== REQUIRED TASK ==
Give a verbatim quotation of every record.

== ITEMS ==
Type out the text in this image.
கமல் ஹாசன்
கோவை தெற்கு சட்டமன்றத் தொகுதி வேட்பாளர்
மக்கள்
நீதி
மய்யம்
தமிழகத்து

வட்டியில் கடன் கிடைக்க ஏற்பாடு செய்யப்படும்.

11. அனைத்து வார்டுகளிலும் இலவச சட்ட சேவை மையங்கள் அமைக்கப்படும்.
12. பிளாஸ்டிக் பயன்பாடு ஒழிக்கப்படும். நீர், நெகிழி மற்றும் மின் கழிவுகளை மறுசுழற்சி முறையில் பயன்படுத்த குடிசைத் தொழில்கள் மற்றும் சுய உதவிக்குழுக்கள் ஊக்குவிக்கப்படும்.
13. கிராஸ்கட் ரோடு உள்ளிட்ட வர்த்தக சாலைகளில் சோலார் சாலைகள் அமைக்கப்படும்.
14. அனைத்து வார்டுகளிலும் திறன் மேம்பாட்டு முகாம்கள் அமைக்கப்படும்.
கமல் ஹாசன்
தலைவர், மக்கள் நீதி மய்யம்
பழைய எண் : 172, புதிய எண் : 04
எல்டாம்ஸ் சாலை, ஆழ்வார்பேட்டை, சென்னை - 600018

== THE COMPLETED TASK ==
Type out the text in this image.
கமல் ஹாசன்
கோவை தெற்கு சட்டமன்றத் தொகுதி வேட்பாளர்
மக்கள்
நீதி
மய்யம்
தமிழகத்து

வட்டியில் கடன் கிடைக்க ஏற்பாடு செய்யப்படும்.

11. அனைத்து வார்டுகளிலும் இலவச சட்ட சேவை மையங்கள் அமைக்கப்படும்.
12. பிளாஸ்டிக் பயன்பாடு ஒழிக்கப்படும். நீர், நெகிழி மற்றும் மின் கழிவுகளை மறுசுழற்சி முறையில் பயன்படுத்த குடிசைத் தொழில்கள் மற்றும் சுய உதவிக்குழுக்கள் ஊக்குவிக்கப்படும்.
13. கிராஸ்கட் ரோடு உள்ளிட்ட வர்த்தக சாலைகளில் சோலார் சாலைகள் அமைக்கப்படும்.
14. அனைத்து வார்டுகளிலும் திறன் மேம்பாட்டு முகாம்கள் அமைக்கப்படும்.
கமல் ஹாசன்
தலைவர், மக்கள் நீதி மய்யம்
பழைய எண் : 172, புதிய எண் : 04
எல்டாம்ஸ் சாலை, ஆழ்வார்பேட்டை, சென்னை - 600018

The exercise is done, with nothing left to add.